→ **THE EXERCISE**: Give the data again exactly as written, skipping any pictures.

(Data excerpts)
○ ○ ○ ○ ○

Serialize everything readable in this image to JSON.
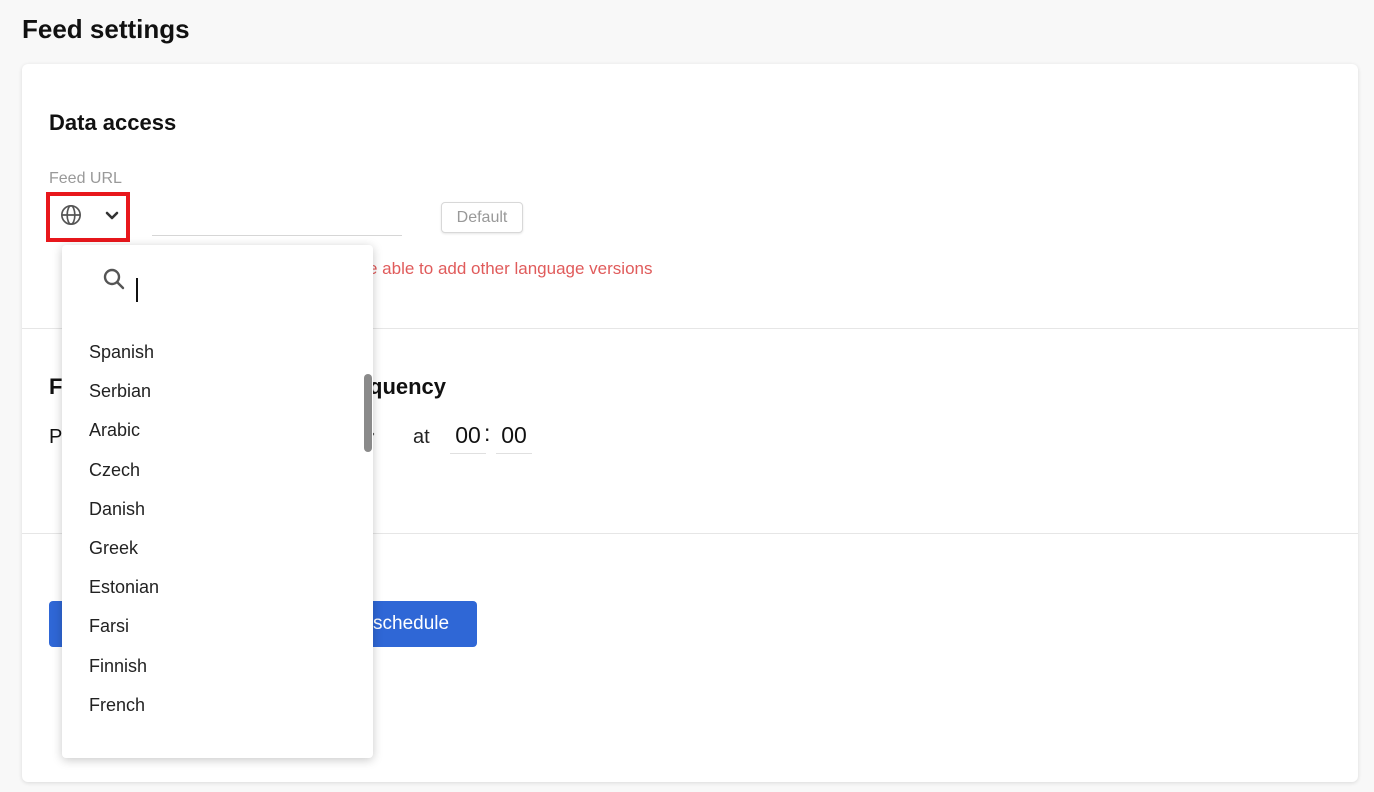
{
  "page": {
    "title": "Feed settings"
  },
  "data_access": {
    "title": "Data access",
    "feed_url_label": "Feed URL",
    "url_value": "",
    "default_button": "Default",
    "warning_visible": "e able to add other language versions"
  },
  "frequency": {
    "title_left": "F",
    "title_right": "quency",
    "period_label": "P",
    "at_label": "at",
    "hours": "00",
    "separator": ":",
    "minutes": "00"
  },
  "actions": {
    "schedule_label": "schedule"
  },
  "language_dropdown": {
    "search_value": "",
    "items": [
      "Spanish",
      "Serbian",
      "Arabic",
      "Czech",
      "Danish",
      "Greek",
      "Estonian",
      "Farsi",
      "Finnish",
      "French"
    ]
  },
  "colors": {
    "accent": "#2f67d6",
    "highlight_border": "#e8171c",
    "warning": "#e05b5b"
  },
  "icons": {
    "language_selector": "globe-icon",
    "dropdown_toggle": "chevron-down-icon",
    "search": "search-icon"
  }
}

○ ○ ○ ○ ○

→ **SOLUTION FOR THIS TASK**:
Serialize everything readable in this image to JSON.
{
  "page": {
    "title": "Feed settings"
  },
  "data_access": {
    "title": "Data access",
    "feed_url_label": "Feed URL",
    "url_value": "",
    "default_button": "Default",
    "warning_visible": "e able to add other language versions"
  },
  "frequency": {
    "title_left": "F",
    "title_right": "quency",
    "period_label": "P",
    "at_label": "at",
    "hours": "00",
    "separator": ":",
    "minutes": "00"
  },
  "actions": {
    "schedule_label": "schedule"
  },
  "language_dropdown": {
    "search_value": "",
    "items": [
      "Spanish",
      "Serbian",
      "Arabic",
      "Czech",
      "Danish",
      "Greek",
      "Estonian",
      "Farsi",
      "Finnish",
      "French"
    ]
  },
  "colors": {
    "accent": "#2f67d6",
    "highlight_border": "#e8171c",
    "warning": "#e05b5b"
  },
  "icons": {
    "language_selector": "globe-icon",
    "dropdown_toggle": "chevron-down-icon",
    "search": "search-icon"
  }
}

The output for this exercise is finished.